**What this task involves**
Every entry must be repeated exactly. Exclude all pictures.

(Data entries)
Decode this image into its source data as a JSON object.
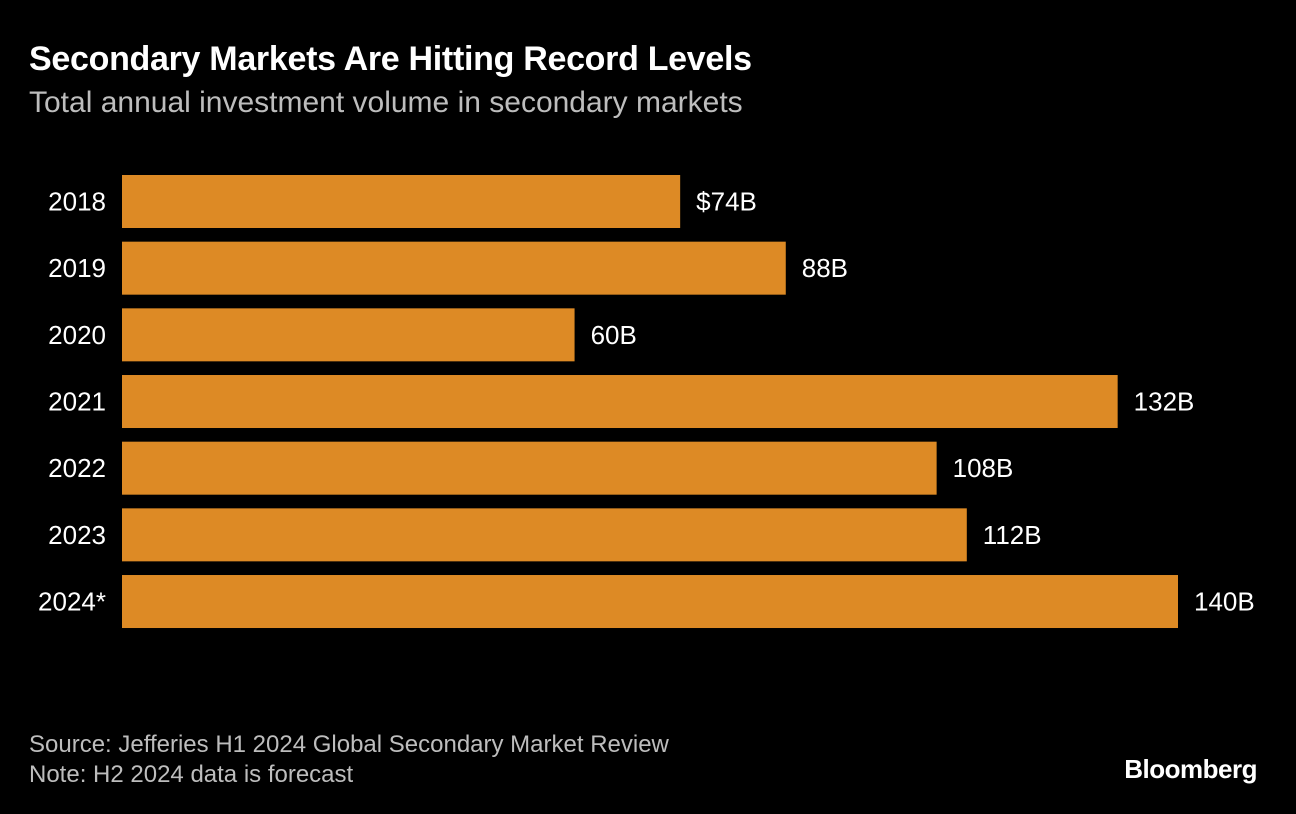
{
  "header": {
    "title": "Secondary Markets Are Hitting Record Levels",
    "subtitle": "Total annual investment volume in secondary markets"
  },
  "footer": {
    "source": "Source: Jefferies H1 2024 Global Secondary Market Review",
    "note": "Note: H2 2024 data is forecast",
    "brand": "Bloomberg"
  },
  "colors": {
    "background": "#000000",
    "bar": "#dd8a25",
    "text": "#ffffff",
    "muted": "#bdbdbd"
  },
  "chart_data": {
    "type": "bar",
    "orientation": "horizontal",
    "categories": [
      "2018",
      "2019",
      "2020",
      "2021",
      "2022",
      "2023",
      "2024*"
    ],
    "values": [
      74,
      88,
      60,
      132,
      108,
      112,
      140
    ],
    "data_labels": [
      "$74B",
      "88B",
      "60B",
      "132B",
      "108B",
      "112B",
      "140B"
    ],
    "unit": "$B",
    "xlim": [
      0,
      140
    ],
    "grid": false,
    "legend": "none"
  }
}
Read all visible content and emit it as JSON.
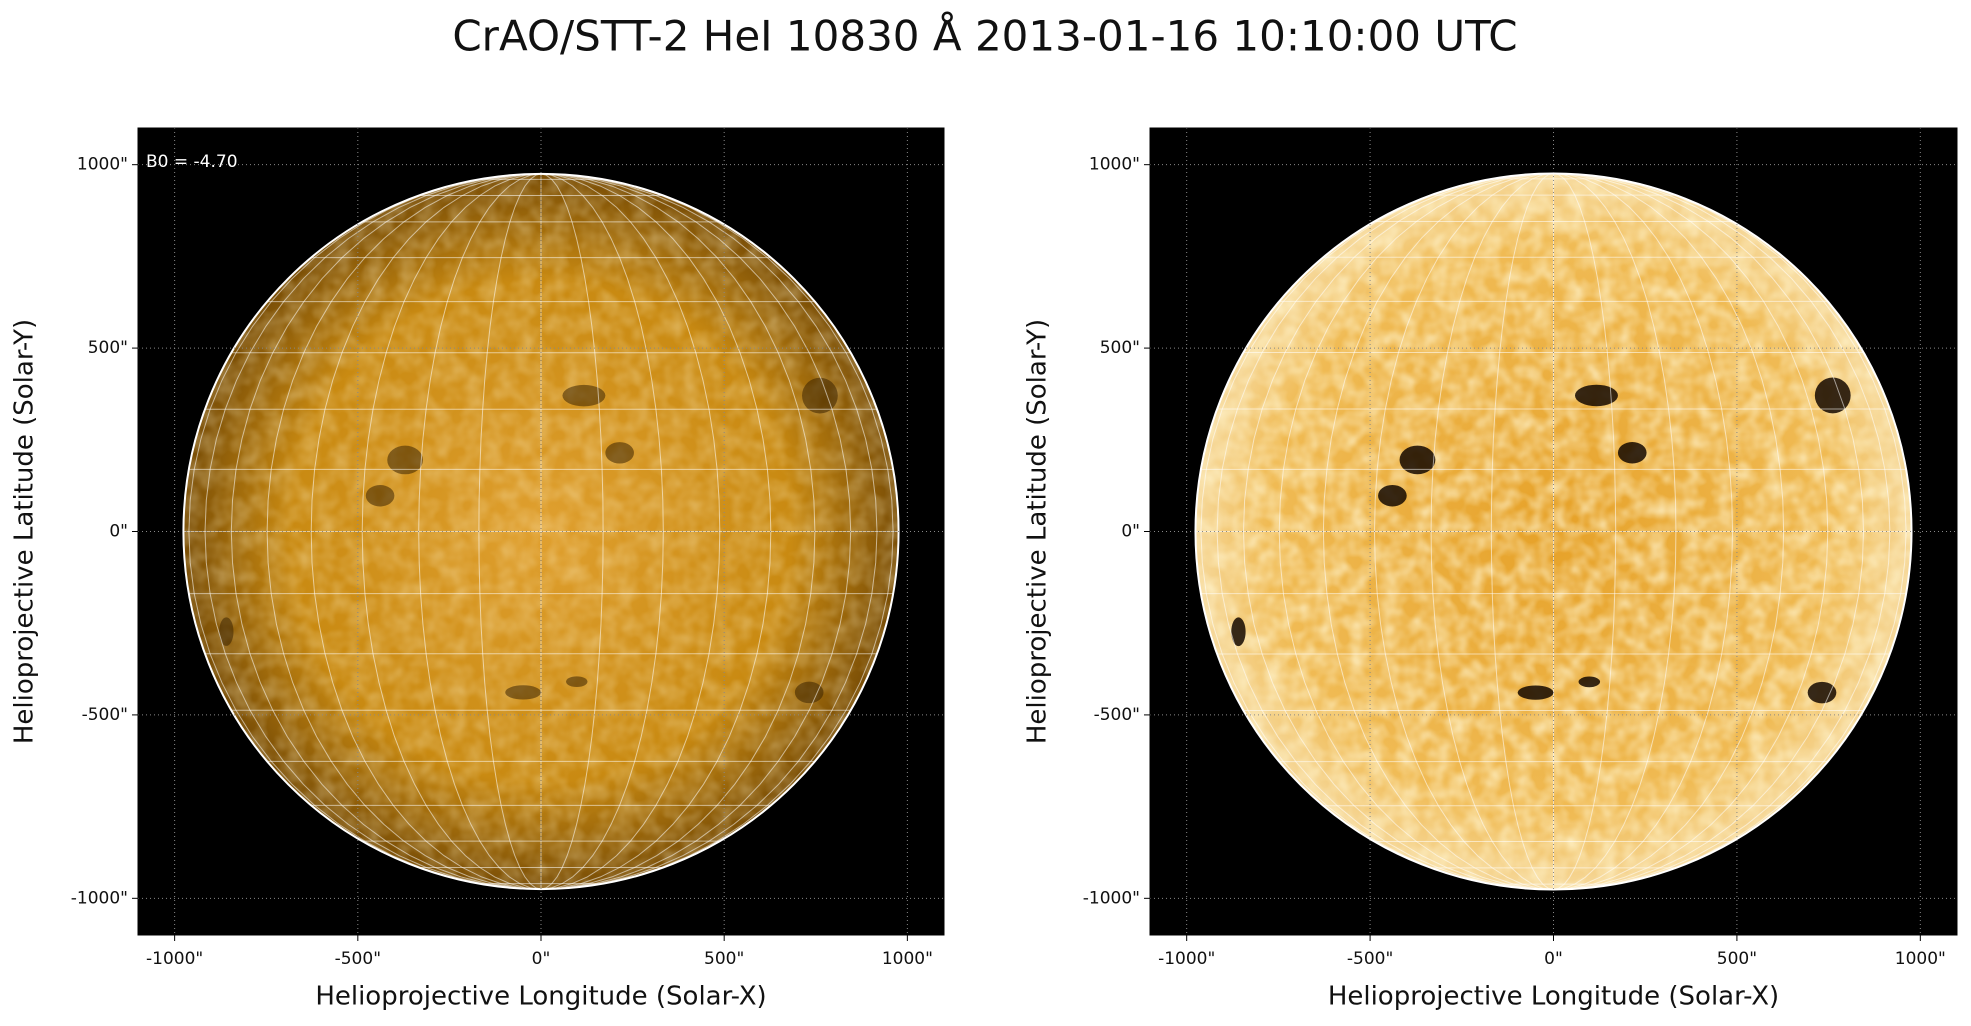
{
  "title": "CrAO/STT-2 HeI 10830 Å 2013-01-16 10:10:00 UTC",
  "chart_data": [
    {
      "type": "image",
      "xlabel": "Helioprojective Longitude (Solar-X)",
      "ylabel": "Helioprojective Latitude (Solar-Y)",
      "xlim": [
        -1100,
        1100
      ],
      "ylim": [
        -1100,
        1100
      ],
      "xticks": [
        {
          "value": -1000,
          "label": "-1000\""
        },
        {
          "value": -500,
          "label": "-500\""
        },
        {
          "value": 0,
          "label": "0\""
        },
        {
          "value": 500,
          "label": "500\""
        },
        {
          "value": 1000,
          "label": "1000\""
        }
      ],
      "yticks": [
        {
          "value": -1000,
          "label": "-1000\""
        },
        {
          "value": -500,
          "label": "-500\""
        },
        {
          "value": 0,
          "label": "0\""
        },
        {
          "value": 500,
          "label": "500\""
        },
        {
          "value": 1000,
          "label": "1000\""
        }
      ],
      "annotation": "B0 = -4.70",
      "disk_radius": 976,
      "grid": true
    },
    {
      "type": "image",
      "xlabel": "Helioprojective Longitude (Solar-X)",
      "ylabel": "Helioprojective Latitude (Solar-Y)",
      "xlim": [
        -1100,
        1100
      ],
      "ylim": [
        -1100,
        1100
      ],
      "xticks": [
        {
          "value": -1000,
          "label": "-1000\""
        },
        {
          "value": -500,
          "label": "-500\""
        },
        {
          "value": 0,
          "label": "0\""
        },
        {
          "value": 500,
          "label": "500\""
        },
        {
          "value": 1000,
          "label": "1000\""
        }
      ],
      "yticks": [
        {
          "value": -1000,
          "label": "-1000\""
        },
        {
          "value": -500,
          "label": "-500\""
        },
        {
          "value": 0,
          "label": "0\""
        },
        {
          "value": 500,
          "label": "500\""
        },
        {
          "value": 1000,
          "label": "1000\""
        }
      ],
      "disk_radius": 976,
      "grid": true
    }
  ]
}
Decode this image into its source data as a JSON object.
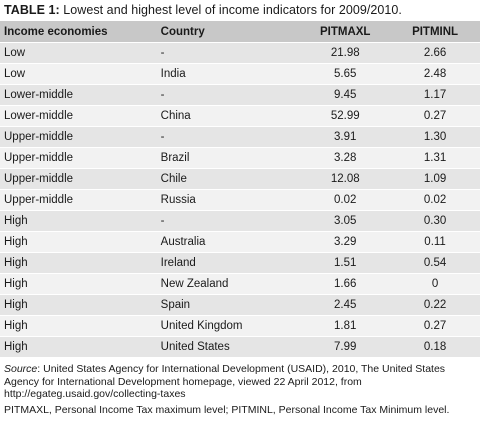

**Worked answer**
Decode this image into its source data as a JSON object.
{
  "header": {
    "title": "Secondary Markets Are Hitting Record Levels",
    "subtitle": "Total annual investment volume in secondary markets"
  },
  "footer": {
    "source": "Source: Jefferies H1 2024 Global Secondary Market Review",
    "note": "Note: H2 2024 data is forecast",
    "brand": "Bloomberg"
  },
  "colors": {
    "background": "#000000",
    "bar": "#dd8a25",
    "text": "#ffffff",
    "muted": "#bdbdbd"
  },
  "chart_data": {
    "type": "bar",
    "orientation": "horizontal",
    "categories": [
      "2018",
      "2019",
      "2020",
      "2021",
      "2022",
      "2023",
      "2024*"
    ],
    "values": [
      74,
      88,
      60,
      132,
      108,
      112,
      140
    ],
    "data_labels": [
      "$74B",
      "88B",
      "60B",
      "132B",
      "108B",
      "112B",
      "140B"
    ],
    "unit": "$B",
    "xlim": [
      0,
      140
    ],
    "grid": false,
    "legend": "none"
  }
}
Read all visible content and emit it as JSON.
{
  "title": "CrAO/STT-2 HeI 10830 Å 2013-01-16 10:10:00 UTC",
  "chart_data": [
    {
      "type": "image",
      "xlabel": "Helioprojective Longitude (Solar-X)",
      "ylabel": "Helioprojective Latitude (Solar-Y)",
      "xlim": [
        -1100,
        1100
      ],
      "ylim": [
        -1100,
        1100
      ],
      "xticks": [
        {
          "value": -1000,
          "label": "-1000\""
        },
        {
          "value": -500,
          "label": "-500\""
        },
        {
          "value": 0,
          "label": "0\""
        },
        {
          "value": 500,
          "label": "500\""
        },
        {
          "value": 1000,
          "label": "1000\""
        }
      ],
      "yticks": [
        {
          "value": -1000,
          "label": "-1000\""
        },
        {
          "value": -500,
          "label": "-500\""
        },
        {
          "value": 0,
          "label": "0\""
        },
        {
          "value": 500,
          "label": "500\""
        },
        {
          "value": 1000,
          "label": "1000\""
        }
      ],
      "annotation": "B0 = -4.70",
      "disk_radius": 976,
      "grid": true
    },
    {
      "type": "image",
      "xlabel": "Helioprojective Longitude (Solar-X)",
      "ylabel": "Helioprojective Latitude (Solar-Y)",
      "xlim": [
        -1100,
        1100
      ],
      "ylim": [
        -1100,
        1100
      ],
      "xticks": [
        {
          "value": -1000,
          "label": "-1000\""
        },
        {
          "value": -500,
          "label": "-500\""
        },
        {
          "value": 0,
          "label": "0\""
        },
        {
          "value": 500,
          "label": "500\""
        },
        {
          "value": 1000,
          "label": "1000\""
        }
      ],
      "yticks": [
        {
          "value": -1000,
          "label": "-1000\""
        },
        {
          "value": -500,
          "label": "-500\""
        },
        {
          "value": 0,
          "label": "0\""
        },
        {
          "value": 500,
          "label": "500\""
        },
        {
          "value": 1000,
          "label": "1000\""
        }
      ],
      "disk_radius": 976,
      "grid": true
    }
  ]
}
Decode this image into its source data as a JSON object.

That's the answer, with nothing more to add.